**Given task:**
State how many lines of the records contain the string "closet". Reply with the number only.
— start of Provided data —
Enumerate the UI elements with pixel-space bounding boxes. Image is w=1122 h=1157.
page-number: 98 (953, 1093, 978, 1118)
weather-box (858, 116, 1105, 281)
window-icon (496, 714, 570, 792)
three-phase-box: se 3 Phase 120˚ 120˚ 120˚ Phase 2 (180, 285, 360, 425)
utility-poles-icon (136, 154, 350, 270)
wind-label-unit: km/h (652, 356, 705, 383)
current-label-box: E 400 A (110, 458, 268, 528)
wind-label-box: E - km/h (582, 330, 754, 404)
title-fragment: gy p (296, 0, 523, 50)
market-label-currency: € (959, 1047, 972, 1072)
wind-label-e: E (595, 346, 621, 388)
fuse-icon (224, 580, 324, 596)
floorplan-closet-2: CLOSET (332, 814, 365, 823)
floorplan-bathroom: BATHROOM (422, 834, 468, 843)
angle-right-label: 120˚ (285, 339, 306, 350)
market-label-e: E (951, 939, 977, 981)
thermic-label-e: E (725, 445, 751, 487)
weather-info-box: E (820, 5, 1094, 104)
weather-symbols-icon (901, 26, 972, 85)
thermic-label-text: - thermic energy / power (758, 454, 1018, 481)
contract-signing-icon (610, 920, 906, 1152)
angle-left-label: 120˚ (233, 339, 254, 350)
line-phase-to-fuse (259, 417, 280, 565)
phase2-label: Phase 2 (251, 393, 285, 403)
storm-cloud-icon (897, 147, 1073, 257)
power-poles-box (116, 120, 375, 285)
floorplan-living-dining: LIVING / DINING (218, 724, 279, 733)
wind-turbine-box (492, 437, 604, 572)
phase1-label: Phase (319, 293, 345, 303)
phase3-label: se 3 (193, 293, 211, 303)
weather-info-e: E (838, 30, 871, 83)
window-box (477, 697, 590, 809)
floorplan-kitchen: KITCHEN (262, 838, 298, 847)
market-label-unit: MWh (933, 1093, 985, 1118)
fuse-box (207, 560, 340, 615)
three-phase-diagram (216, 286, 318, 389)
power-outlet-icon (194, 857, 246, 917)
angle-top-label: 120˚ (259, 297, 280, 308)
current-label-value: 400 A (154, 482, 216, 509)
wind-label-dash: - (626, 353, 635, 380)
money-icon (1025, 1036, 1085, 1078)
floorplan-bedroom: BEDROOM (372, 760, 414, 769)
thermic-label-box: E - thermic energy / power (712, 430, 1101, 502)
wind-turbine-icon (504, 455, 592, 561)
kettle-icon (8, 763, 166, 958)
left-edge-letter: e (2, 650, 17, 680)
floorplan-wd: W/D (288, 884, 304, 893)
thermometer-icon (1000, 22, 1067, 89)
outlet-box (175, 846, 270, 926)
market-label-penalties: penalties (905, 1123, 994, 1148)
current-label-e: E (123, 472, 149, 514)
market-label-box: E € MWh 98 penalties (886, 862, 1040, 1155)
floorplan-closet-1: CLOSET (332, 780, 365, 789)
— end of Provided data —
**Finished answer:**
2